● Exercise details:
For the data below, report only the number of lines containing the string "temperature".

══════════

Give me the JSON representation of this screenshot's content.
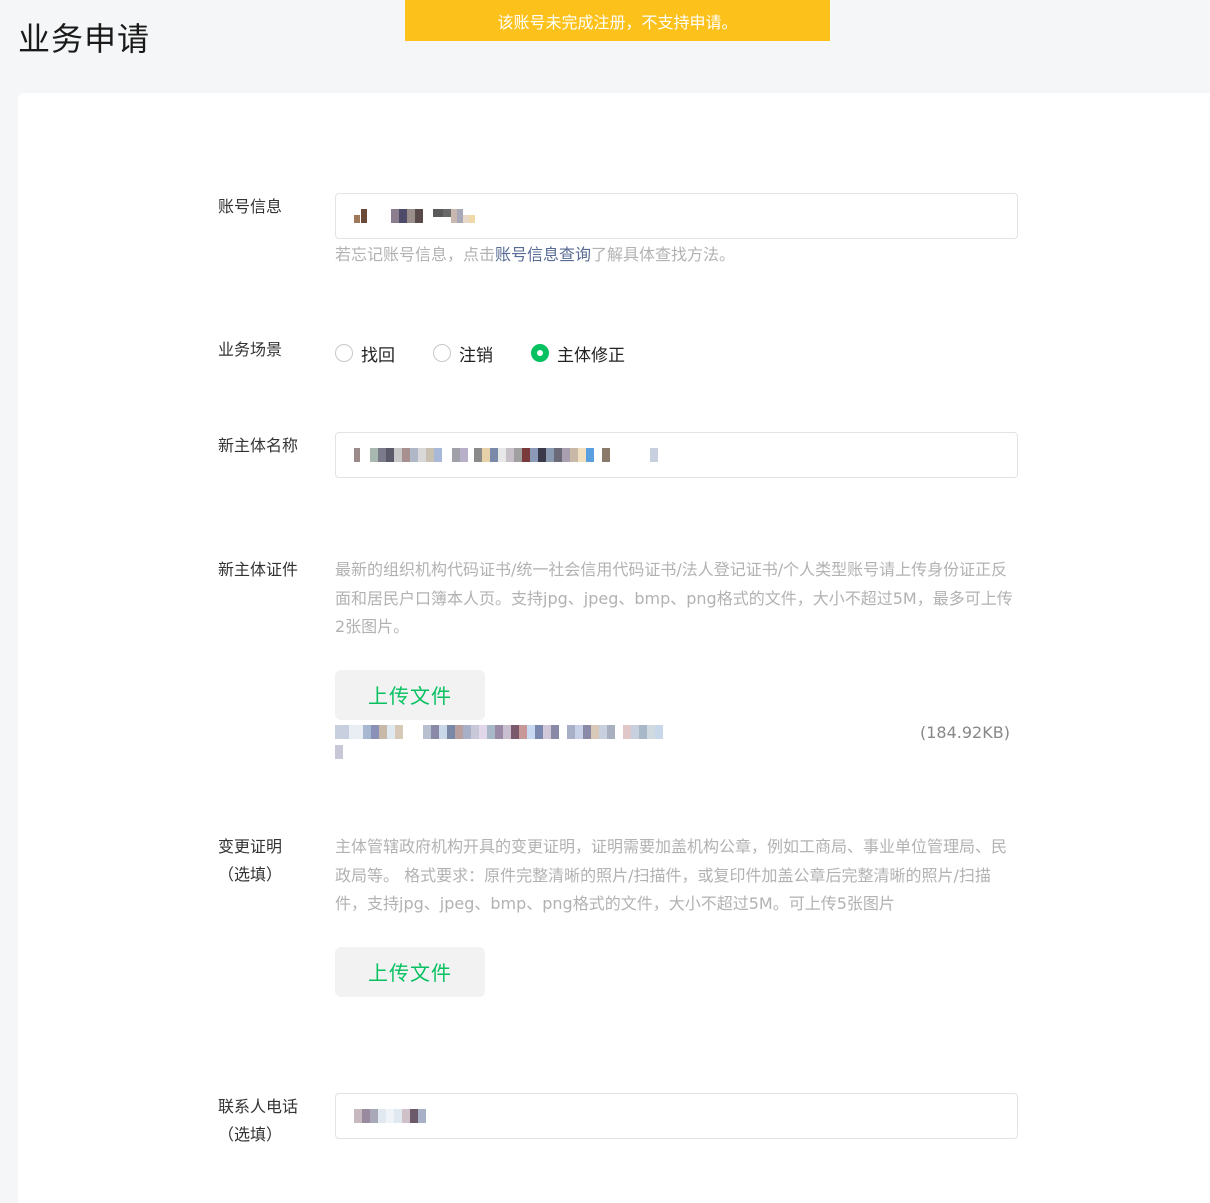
{
  "page": {
    "title": "业务申请"
  },
  "toast": {
    "message": "该账号未完成注册，不支持申请。",
    "color": "#fcc21b"
  },
  "form": {
    "account": {
      "label": "账号信息",
      "hint_prefix": "若忘记账号信息，点击",
      "hint_link": "账号信息查询",
      "hint_suffix": "了解具体查找方法。"
    },
    "scene": {
      "label": "业务场景",
      "options": [
        {
          "label": "找回",
          "checked": false
        },
        {
          "label": "注销",
          "checked": false
        },
        {
          "label": "主体修正",
          "checked": true
        }
      ]
    },
    "new_name": {
      "label": "新主体名称"
    },
    "new_cert": {
      "label": "新主体证件",
      "description": "最新的组织机构代码证书/统一社会信用代码证书/法人登记证书/个人类型账号请上传身份证正反面和居民户口簿本人页。支持jpg、jpeg、bmp、png格式的文件，大小不超过5M，最多可上传2张图片。",
      "upload_label": "上传文件",
      "file_size": "(184.92KB)"
    },
    "change_proof": {
      "label": "变更证明（选填）",
      "description": "主体管辖政府机构开具的变更证明，证明需要加盖机构公章，例如工商局、事业单位管理局、民政局等。 格式要求：原件完整清晰的照片/扫描件，或复印件加盖公章后完整清晰的照片/扫描件，支持jpg、jpeg、bmp、png格式的文件，大小不超过5M。可上传5张图片",
      "upload_label": "上传文件"
    },
    "contact_phone": {
      "label": "联系人电话（选填）"
    }
  },
  "colors": {
    "accent": "#07c160",
    "link": "#576b95",
    "hint": "#b2b2b2"
  }
}
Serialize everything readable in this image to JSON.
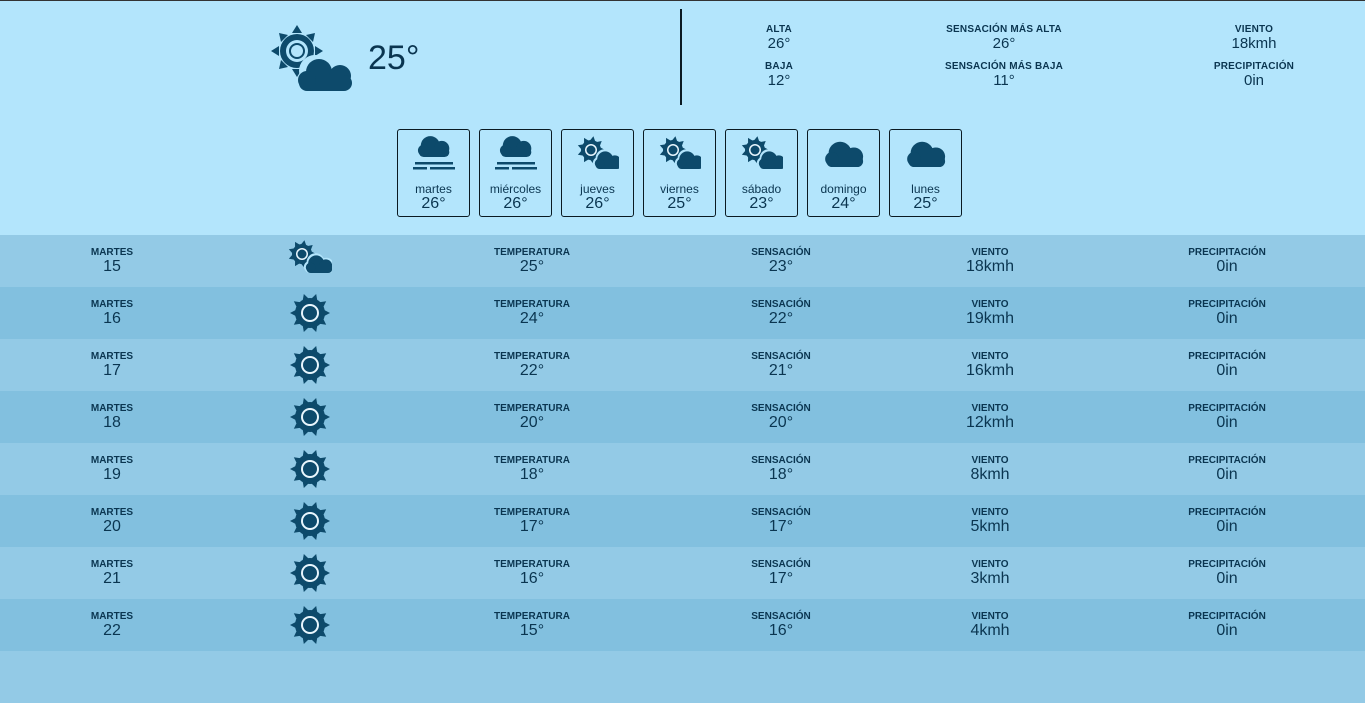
{
  "current": {
    "icon": "sun-cloud-icon",
    "temperature": "25°"
  },
  "stats": {
    "high_label": "ALTA",
    "high_value": "26°",
    "low_label": "BAJA",
    "low_value": "12°",
    "feels_high_label": "SENSACIÓN MÁS ALTA",
    "feels_high_value": "26°",
    "feels_low_label": "SENSACIÓN MÁS BAJA",
    "feels_low_value": "11°",
    "wind_label": "VIENTO",
    "wind_value": "18kmh",
    "precip_label": "PRECIPITACIÓN",
    "precip_value": "0in"
  },
  "forecast": [
    {
      "icon": "fog-cloud-icon",
      "day": "martes",
      "temp": "26°"
    },
    {
      "icon": "fog-cloud-icon",
      "day": "miércoles",
      "temp": "26°"
    },
    {
      "icon": "sun-cloud-icon",
      "day": "jueves",
      "temp": "26°"
    },
    {
      "icon": "sun-cloud-icon",
      "day": "viernes",
      "temp": "25°"
    },
    {
      "icon": "sun-cloud-icon",
      "day": "sábado",
      "temp": "23°"
    },
    {
      "icon": "cloud-icon",
      "day": "domingo",
      "temp": "24°"
    },
    {
      "icon": "cloud-icon",
      "day": "lunes",
      "temp": "25°"
    }
  ],
  "hourly_labels": {
    "temperature": "TEMPERATURA",
    "feels": "SENSACIÓN",
    "wind": "VIENTO",
    "precip": "PRECIPITACIÓN"
  },
  "hourly": [
    {
      "day": "MARTES",
      "num": "15",
      "icon": "sun-cloud-icon",
      "temp": "25°",
      "feels": "23°",
      "wind": "18kmh",
      "precip": "0in"
    },
    {
      "day": "MARTES",
      "num": "16",
      "icon": "sun-icon",
      "temp": "24°",
      "feels": "22°",
      "wind": "19kmh",
      "precip": "0in"
    },
    {
      "day": "MARTES",
      "num": "17",
      "icon": "sun-icon",
      "temp": "22°",
      "feels": "21°",
      "wind": "16kmh",
      "precip": "0in"
    },
    {
      "day": "MARTES",
      "num": "18",
      "icon": "sun-icon",
      "temp": "20°",
      "feels": "20°",
      "wind": "12kmh",
      "precip": "0in"
    },
    {
      "day": "MARTES",
      "num": "19",
      "icon": "sun-icon",
      "temp": "18°",
      "feels": "18°",
      "wind": "8kmh",
      "precip": "0in"
    },
    {
      "day": "MARTES",
      "num": "20",
      "icon": "sun-icon",
      "temp": "17°",
      "feels": "17°",
      "wind": "5kmh",
      "precip": "0in"
    },
    {
      "day": "MARTES",
      "num": "21",
      "icon": "sun-icon",
      "temp": "16°",
      "feels": "17°",
      "wind": "3kmh",
      "precip": "0in"
    },
    {
      "day": "MARTES",
      "num": "22",
      "icon": "sun-icon",
      "temp": "15°",
      "feels": "16°",
      "wind": "4kmh",
      "precip": "0in"
    }
  ],
  "colors": {
    "background": "#b3e5fc",
    "icon": "#0d4a6b",
    "row_odd": "#93cae6",
    "row_even": "#82c0df"
  }
}
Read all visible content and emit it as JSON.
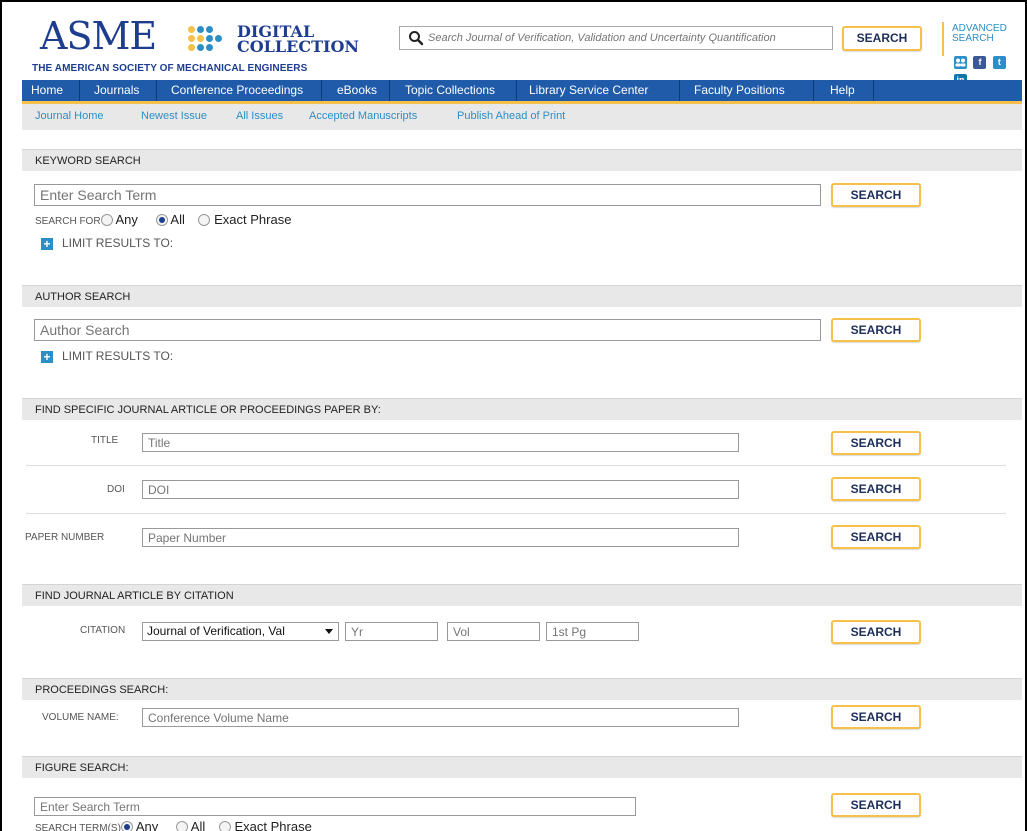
{
  "header": {
    "logo_main": "ASME",
    "logo_digital": "DIGITAL",
    "logo_collection": "COLLECTION",
    "logo_society": "THE AMERICAN SOCIETY OF MECHANICAL ENGINEERS",
    "search_placeholder": "Search Journal of Verification, Validation and Uncertainty Quantification",
    "search_button": "SEARCH",
    "advanced_line1": "ADVANCED",
    "advanced_line2": "SEARCH",
    "social_icons": [
      "people-icon",
      "facebook-icon",
      "twitter-icon",
      "linkedin-icon"
    ],
    "social_facebook": "f",
    "social_twitter": "t",
    "social_linkedin": "in"
  },
  "nav": {
    "items": [
      "Home",
      "Journals",
      "Conference Proceedings",
      "eBooks",
      "Topic Collections",
      "Library Service Center",
      "Faculty Positions",
      "Help"
    ]
  },
  "subnav": {
    "items": [
      "Journal Home",
      "Newest Issue",
      "All Issues",
      "Accepted Manuscripts",
      "Publish Ahead of Print"
    ]
  },
  "keyword_search": {
    "heading": "KEYWORD SEARCH",
    "placeholder": "Enter Search Term",
    "button": "SEARCH",
    "search_for_label": "SEARCH FOR",
    "options": [
      "Any",
      "All",
      "Exact Phrase"
    ],
    "selected": "All",
    "limit": "LIMIT RESULTS TO:"
  },
  "author_search": {
    "heading": "AUTHOR SEARCH",
    "placeholder": "Author Search",
    "button": "SEARCH",
    "limit": "LIMIT RESULTS TO:"
  },
  "find_specific": {
    "heading": "FIND SPECIFIC JOURNAL ARTICLE OR PROCEEDINGS PAPER BY:",
    "title_label": "TITLE",
    "title_placeholder": "Title",
    "doi_label": "DOI",
    "doi_placeholder": "DOI",
    "paper_label": "PAPER NUMBER",
    "paper_placeholder": "Paper Number",
    "button": "SEARCH"
  },
  "citation": {
    "heading": "FIND JOURNAL ARTICLE BY CITATION",
    "label": "CITATION",
    "journal_selected": "Journal of Verification, Val",
    "yr_placeholder": "Yr",
    "vol_placeholder": "Vol",
    "pg_placeholder": "1st Pg",
    "button": "SEARCH"
  },
  "proceedings": {
    "heading": "PROCEEDINGS SEARCH:",
    "label": "VOLUME NAME:",
    "placeholder": "Conference Volume Name",
    "button": "SEARCH"
  },
  "figure": {
    "heading": "FIGURE SEARCH:",
    "placeholder": "Enter Search Term",
    "button": "SEARCH",
    "terms_label": "SEARCH TERM(S)",
    "options": [
      "Any",
      "All",
      "Exact Phrase"
    ],
    "selected": "Any"
  },
  "colors": {
    "nav_bg": "#1f5ba9",
    "accent_gold": "#f6c14a",
    "link_blue": "#2c8ec7",
    "brand_navy": "#1d3d8f"
  }
}
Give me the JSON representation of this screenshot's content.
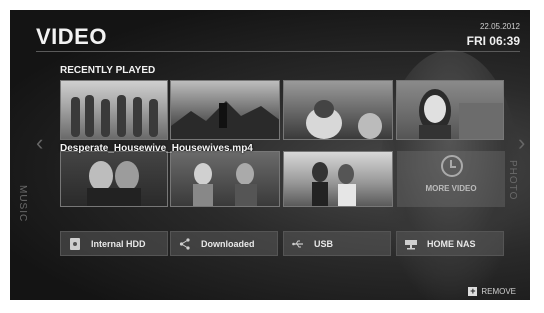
{
  "header": {
    "title": "VIDEO",
    "date": "22.05.2012",
    "time": "FRI 06:39"
  },
  "section_title": "RECENTLY PLAYED",
  "nav": {
    "left": "MUSIC",
    "right": "PHOTO"
  },
  "selected_filename": "Desperate_Housewive_Housewives.mp4",
  "more_video_label": "MORE VIDEO",
  "sources": [
    {
      "label": "Internal HDD",
      "icon": "hdd-icon"
    },
    {
      "label": "Downloaded",
      "icon": "share-icon"
    },
    {
      "label": "USB",
      "icon": "usb-icon"
    },
    {
      "label": "HOME NAS",
      "icon": "nas-icon"
    }
  ],
  "remove_label": "REMOVE"
}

══════════

● Result of this task:
2